* _Given task_
Count lines with "type" in them. Report only the total.

* _Data extract_
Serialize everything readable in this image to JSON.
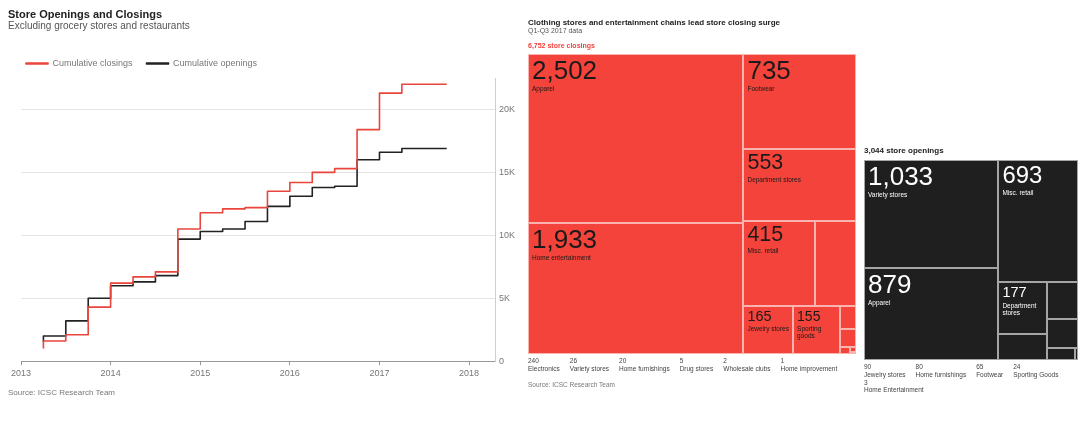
{
  "chart_data": [
    {
      "type": "step",
      "title": "Store Openings and Closings",
      "subtitle": "Excluding grocery stores and restaurants",
      "x": [
        2013.25,
        2013.5,
        2013.75,
        2014,
        2014.25,
        2014.5,
        2014.75,
        2015,
        2015.25,
        2015.5,
        2015.75,
        2016,
        2016.25,
        2016.5,
        2016.75,
        2017,
        2017.25,
        2017.5,
        2017.75
      ],
      "series": [
        {
          "name": "Cumulative closings",
          "color": "#e8453c",
          "values": [
            1000,
            1600,
            2100,
            4300,
            6200,
            6700,
            7100,
            10500,
            11800,
            12100,
            12200,
            13500,
            14200,
            15000,
            15300,
            18400,
            21300,
            22000,
            22000
          ]
        },
        {
          "name": "Cumulative openings",
          "color": "#222222",
          "values": [
            1550,
            2000,
            3200,
            5000,
            6000,
            6300,
            6800,
            9700,
            10300,
            10500,
            11100,
            12300,
            13100,
            13800,
            13900,
            16000,
            16600,
            16900,
            16900
          ]
        }
      ],
      "xlim": [
        2013,
        2018.3
      ],
      "xticks": [
        2013,
        2014,
        2015,
        2016,
        2017,
        2018
      ],
      "ylim": [
        0,
        22500
      ],
      "yticks": [
        0,
        {
          "value": 5000,
          "label": "5K"
        },
        {
          "value": 10000,
          "label": "10K"
        },
        {
          "value": 15000,
          "label": "15K"
        },
        {
          "value": 20000,
          "label": "20K"
        }
      ],
      "grid": "y",
      "legend": "top left",
      "annotations": [
        "Source: ICSC Research Team"
      ]
    },
    {
      "type": "other",
      "title": "Clothing stores and entertainment chains lead store closing surge",
      "subtitle": "Q1-Q3 2017 data",
      "categories": [
        "Apparel",
        "Home entertainment",
        "Footwear",
        "Department stores",
        "Misc. retail",
        "Electronics",
        "Jewelry stores",
        "Sporting goods",
        "Variety stores",
        "Home furnishings",
        "Drug stores",
        "Wholesale clubs",
        "Home improvement"
      ],
      "values": [
        2502,
        1933,
        735,
        553,
        415,
        240,
        165,
        155,
        26,
        20,
        5,
        2,
        1
      ],
      "value_labels": [
        "2,502",
        "1,933",
        "735",
        "553",
        "415",
        "240",
        "165",
        "155",
        "26",
        "20",
        "5",
        "2",
        "1"
      ],
      "color": "#f4433a",
      "annotations": [
        "6,752 store closings",
        "Source: ICSC Research Team"
      ]
    },
    {
      "type": "other",
      "title": "3,044 store openings",
      "categories": [
        "Variety stores",
        "Apparel",
        "Misc. retail",
        "Department stores",
        "Jewelry stores",
        "Home furnishings",
        "Footwear",
        "Sporting Goods",
        "Home Entertainment"
      ],
      "values": [
        1033,
        879,
        693,
        177,
        90,
        80,
        65,
        24,
        3
      ],
      "value_labels": [
        "1,033",
        "879",
        "693",
        "177",
        "90",
        "80",
        "65",
        "24",
        "3"
      ],
      "color": "#1f1f1f"
    }
  ]
}
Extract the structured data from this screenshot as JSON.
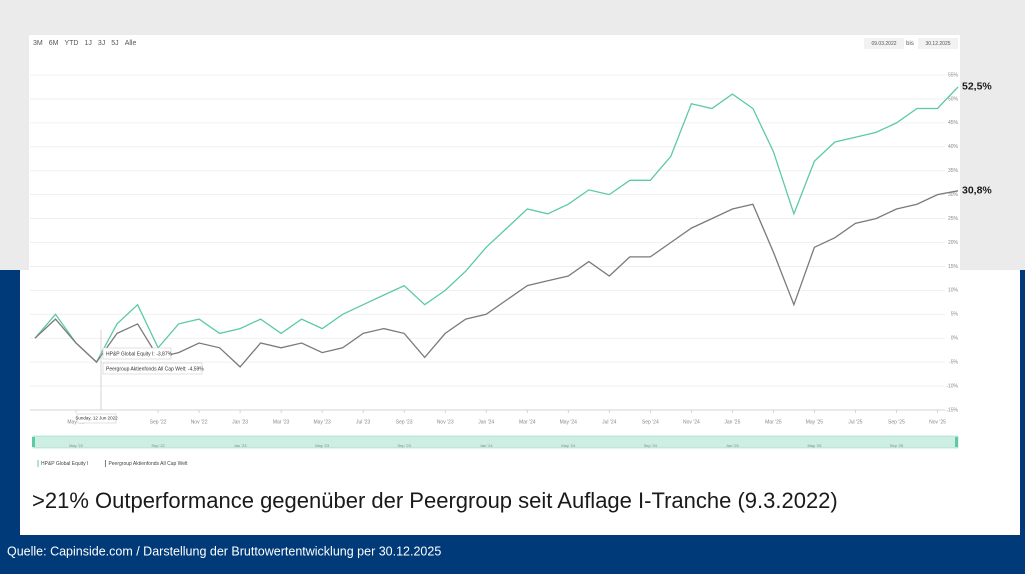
{
  "chart_data": {
    "type": "line",
    "range_buttons": [
      "3M",
      "6M",
      "YTD",
      "1J",
      "3J",
      "5J",
      "Alle"
    ],
    "date_from": "09.03.2022",
    "date_separator": "bis",
    "date_to": "30.12.2025",
    "x": [
      "2022-03",
      "2022-04",
      "2022-05",
      "2022-06",
      "2022-07",
      "2022-08",
      "2022-09",
      "2022-10",
      "2022-11",
      "2022-12",
      "2023-01",
      "2023-02",
      "2023-03",
      "2023-04",
      "2023-05",
      "2023-06",
      "2023-07",
      "2023-08",
      "2023-09",
      "2023-10",
      "2023-11",
      "2023-12",
      "2024-01",
      "2024-02",
      "2024-03",
      "2024-04",
      "2024-05",
      "2024-06",
      "2024-07",
      "2024-08",
      "2024-09",
      "2024-10",
      "2024-11",
      "2024-12",
      "2025-01",
      "2025-02",
      "2025-03",
      "2025-04",
      "2025-05",
      "2025-06",
      "2025-07",
      "2025-08",
      "2025-09",
      "2025-10",
      "2025-11",
      "2025-12"
    ],
    "series": [
      {
        "name": "HP&P Global Equity I",
        "color": "#5cc9a7",
        "values": [
          0,
          5,
          -1,
          -5,
          3,
          7,
          -2,
          3,
          4,
          1,
          2,
          4,
          1,
          4,
          2,
          5,
          7,
          9,
          11,
          7,
          10,
          14,
          19,
          23,
          27,
          26,
          28,
          31,
          30,
          33,
          33,
          38,
          49,
          48,
          51,
          48,
          39,
          26,
          37,
          41,
          42,
          43,
          45,
          48,
          48,
          52.5
        ],
        "value_labels": [
          null,
          null,
          null,
          null,
          null,
          null,
          null,
          null,
          null,
          null,
          null,
          null,
          null,
          null,
          null,
          null,
          null,
          null,
          null,
          null,
          null,
          null,
          null,
          null,
          null,
          null,
          null,
          null,
          null,
          null,
          null,
          null,
          null,
          null,
          null,
          null,
          null,
          null,
          null,
          null,
          null,
          null,
          null,
          null,
          null,
          "52,5%"
        ]
      },
      {
        "name": "Peergroup Aktienfonds All Cap Welt",
        "color": "#7a7a7a",
        "values": [
          0,
          4,
          -1,
          -5,
          1,
          3,
          -4,
          -3,
          -1,
          -2,
          -6,
          -1,
          -2,
          -1,
          -3,
          -2,
          1,
          2,
          1,
          -4,
          1,
          4,
          5,
          8,
          11,
          12,
          13,
          16,
          13,
          17,
          17,
          20,
          23,
          25,
          27,
          28,
          18,
          7,
          19,
          21,
          24,
          25,
          27,
          28,
          30,
          30.8
        ],
        "value_labels": [
          null,
          null,
          null,
          null,
          null,
          null,
          null,
          null,
          null,
          null,
          null,
          null,
          null,
          null,
          null,
          null,
          null,
          null,
          null,
          null,
          null,
          null,
          null,
          null,
          null,
          null,
          null,
          null,
          null,
          null,
          null,
          null,
          null,
          null,
          null,
          null,
          null,
          null,
          null,
          null,
          null,
          null,
          null,
          null,
          null,
          "30,8%"
        ]
      }
    ],
    "xlim": [
      "2022-03",
      "2025-12"
    ],
    "xticks": [
      {
        "value": "2022-05",
        "label": "May '22"
      },
      {
        "value": "2022-09",
        "label": "Sep '22"
      },
      {
        "value": "2022-11",
        "label": "Nov '22"
      },
      {
        "value": "2023-01",
        "label": "Jan '23"
      },
      {
        "value": "2023-03",
        "label": "Mar '23"
      },
      {
        "value": "2023-05",
        "label": "May '23"
      },
      {
        "value": "2023-07",
        "label": "Jul '23"
      },
      {
        "value": "2023-09",
        "label": "Sep '23"
      },
      {
        "value": "2023-11",
        "label": "Nov '23"
      },
      {
        "value": "2024-01",
        "label": "Jan '24"
      },
      {
        "value": "2024-03",
        "label": "Mar '24"
      },
      {
        "value": "2024-05",
        "label": "May '24"
      },
      {
        "value": "2024-07",
        "label": "Jul '24"
      },
      {
        "value": "2024-09",
        "label": "Sep '24"
      },
      {
        "value": "2024-11",
        "label": "Nov '24"
      },
      {
        "value": "2025-01",
        "label": "Jan '25"
      },
      {
        "value": "2025-03",
        "label": "Mar '25"
      },
      {
        "value": "2025-05",
        "label": "May '25"
      },
      {
        "value": "2025-07",
        "label": "Jul '25"
      },
      {
        "value": "2025-09",
        "label": "Sep '25"
      },
      {
        "value": "2025-11",
        "label": "Nov '25"
      }
    ],
    "navigator_xticks": [
      {
        "value": "2022-05",
        "label": "May '22"
      },
      {
        "value": "2022-09",
        "label": "Sep '22"
      },
      {
        "value": "2023-01",
        "label": "Jan '23"
      },
      {
        "value": "2023-05",
        "label": "May '23"
      },
      {
        "value": "2023-09",
        "label": "Sep '23"
      },
      {
        "value": "2024-01",
        "label": "Jan '24"
      },
      {
        "value": "2024-05",
        "label": "May '24"
      },
      {
        "value": "2024-09",
        "label": "Sep '24"
      },
      {
        "value": "2025-01",
        "label": "Jan '25"
      },
      {
        "value": "2025-05",
        "label": "May '25"
      },
      {
        "value": "2025-09",
        "label": "Sep '25"
      }
    ],
    "ylim": [
      -15,
      55
    ],
    "yticks": [
      {
        "value": 55,
        "label": "55%"
      },
      {
        "value": 50,
        "label": "50%"
      },
      {
        "value": 45,
        "label": "45%"
      },
      {
        "value": 40,
        "label": "40%"
      },
      {
        "value": 35,
        "label": "35%"
      },
      {
        "value": 30,
        "label": "30%"
      },
      {
        "value": 25,
        "label": "25%"
      },
      {
        "value": 20,
        "label": "20%"
      },
      {
        "value": 15,
        "label": "15%"
      },
      {
        "value": 10,
        "label": "10%"
      },
      {
        "value": 5,
        "label": "5%"
      },
      {
        "value": 0,
        "label": "0%"
      },
      {
        "value": -5,
        "label": "-5%"
      },
      {
        "value": -10,
        "label": "-10%"
      },
      {
        "value": -15,
        "label": "-15%"
      }
    ],
    "grid": true,
    "tooltip": {
      "series": [
        "HP&P Global Equity I: -3,87%",
        "Peergroup Aktienfonds All Cap Welt: -4,59%"
      ],
      "date": "Sunday, 12 Jun 2022"
    }
  },
  "headline": ">21% Outperformance gegenüber der Peergroup seit Auflage I-Tranche (9.3.2022)",
  "footer": "Quelle: Capinside.com / Darstellung der Bruttowertentwicklung per 30.12.2025"
}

* _Reply_
4